# [STORED DATA]

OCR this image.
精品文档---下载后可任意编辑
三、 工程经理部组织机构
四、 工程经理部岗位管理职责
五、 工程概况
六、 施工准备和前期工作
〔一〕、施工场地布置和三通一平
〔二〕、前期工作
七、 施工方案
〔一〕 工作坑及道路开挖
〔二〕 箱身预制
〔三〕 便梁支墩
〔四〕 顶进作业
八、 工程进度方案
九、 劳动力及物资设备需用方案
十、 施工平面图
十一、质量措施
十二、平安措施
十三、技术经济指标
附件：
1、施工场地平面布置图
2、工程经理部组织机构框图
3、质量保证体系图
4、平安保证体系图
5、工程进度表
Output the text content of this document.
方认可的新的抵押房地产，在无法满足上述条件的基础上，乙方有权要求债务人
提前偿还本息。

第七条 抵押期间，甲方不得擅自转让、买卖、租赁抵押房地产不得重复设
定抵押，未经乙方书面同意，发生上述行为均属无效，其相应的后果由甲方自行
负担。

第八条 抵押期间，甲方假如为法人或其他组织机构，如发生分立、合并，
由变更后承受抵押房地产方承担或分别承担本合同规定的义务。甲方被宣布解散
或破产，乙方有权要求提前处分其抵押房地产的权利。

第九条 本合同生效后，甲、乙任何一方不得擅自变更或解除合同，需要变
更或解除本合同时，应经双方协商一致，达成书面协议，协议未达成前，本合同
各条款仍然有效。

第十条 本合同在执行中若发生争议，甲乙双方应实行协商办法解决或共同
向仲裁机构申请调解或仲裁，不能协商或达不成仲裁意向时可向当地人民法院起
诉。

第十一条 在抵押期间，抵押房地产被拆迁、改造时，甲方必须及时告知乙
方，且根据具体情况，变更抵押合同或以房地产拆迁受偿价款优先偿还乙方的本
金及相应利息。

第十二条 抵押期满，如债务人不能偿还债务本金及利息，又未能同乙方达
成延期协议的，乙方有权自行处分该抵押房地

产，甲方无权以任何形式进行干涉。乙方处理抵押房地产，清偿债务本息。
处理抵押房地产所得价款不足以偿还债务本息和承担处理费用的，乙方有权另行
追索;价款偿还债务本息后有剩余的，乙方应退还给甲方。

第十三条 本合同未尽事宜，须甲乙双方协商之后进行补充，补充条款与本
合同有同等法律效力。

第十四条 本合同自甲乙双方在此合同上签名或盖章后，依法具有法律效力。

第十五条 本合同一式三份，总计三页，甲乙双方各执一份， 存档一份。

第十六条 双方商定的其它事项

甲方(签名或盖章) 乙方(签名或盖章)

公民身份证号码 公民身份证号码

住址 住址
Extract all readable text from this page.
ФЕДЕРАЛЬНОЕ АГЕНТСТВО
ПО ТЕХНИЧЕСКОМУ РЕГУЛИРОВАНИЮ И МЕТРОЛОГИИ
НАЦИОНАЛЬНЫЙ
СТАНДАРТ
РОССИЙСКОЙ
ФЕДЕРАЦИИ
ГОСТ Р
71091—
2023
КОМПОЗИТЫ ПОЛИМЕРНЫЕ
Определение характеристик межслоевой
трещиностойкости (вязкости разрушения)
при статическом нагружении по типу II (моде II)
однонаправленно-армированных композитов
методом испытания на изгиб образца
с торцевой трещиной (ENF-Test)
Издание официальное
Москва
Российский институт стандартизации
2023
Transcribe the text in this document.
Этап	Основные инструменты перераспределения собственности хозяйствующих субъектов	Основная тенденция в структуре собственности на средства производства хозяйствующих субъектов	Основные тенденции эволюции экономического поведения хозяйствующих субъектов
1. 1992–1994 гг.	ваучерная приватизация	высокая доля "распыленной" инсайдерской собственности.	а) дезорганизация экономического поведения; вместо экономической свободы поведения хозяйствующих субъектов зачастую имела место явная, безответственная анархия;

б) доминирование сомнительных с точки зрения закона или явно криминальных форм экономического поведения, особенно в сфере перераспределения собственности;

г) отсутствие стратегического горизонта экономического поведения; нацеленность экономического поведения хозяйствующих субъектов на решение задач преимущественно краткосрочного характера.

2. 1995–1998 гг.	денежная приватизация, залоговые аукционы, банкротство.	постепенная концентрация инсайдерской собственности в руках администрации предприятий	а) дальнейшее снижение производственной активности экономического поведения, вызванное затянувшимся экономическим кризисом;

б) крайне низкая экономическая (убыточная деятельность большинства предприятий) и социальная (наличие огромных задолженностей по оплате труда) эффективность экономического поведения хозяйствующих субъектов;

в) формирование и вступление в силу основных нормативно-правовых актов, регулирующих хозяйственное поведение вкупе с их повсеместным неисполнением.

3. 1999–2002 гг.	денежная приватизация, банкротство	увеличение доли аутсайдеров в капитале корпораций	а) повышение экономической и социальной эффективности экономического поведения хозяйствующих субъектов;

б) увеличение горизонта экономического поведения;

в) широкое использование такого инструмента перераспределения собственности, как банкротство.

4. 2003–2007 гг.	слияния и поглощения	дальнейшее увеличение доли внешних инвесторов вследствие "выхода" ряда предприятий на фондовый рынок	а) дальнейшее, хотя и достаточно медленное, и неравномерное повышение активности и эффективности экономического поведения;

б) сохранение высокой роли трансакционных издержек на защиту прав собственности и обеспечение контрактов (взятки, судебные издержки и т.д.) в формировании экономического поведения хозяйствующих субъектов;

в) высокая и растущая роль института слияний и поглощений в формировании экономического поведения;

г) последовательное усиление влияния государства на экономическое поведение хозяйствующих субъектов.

# [PROBLEM REQUIREMENTS]
Find every line above that contains the word "горизонта", and return each one.

# [WRITTEN REPLY]
г) отсутствие стратегического горизонта экономического поведения; нацеленность экономического поведения хозяйствующих субъектов на решение задач преимущественно краткосрочного характера.
б) увеличение горизонта экономического поведения;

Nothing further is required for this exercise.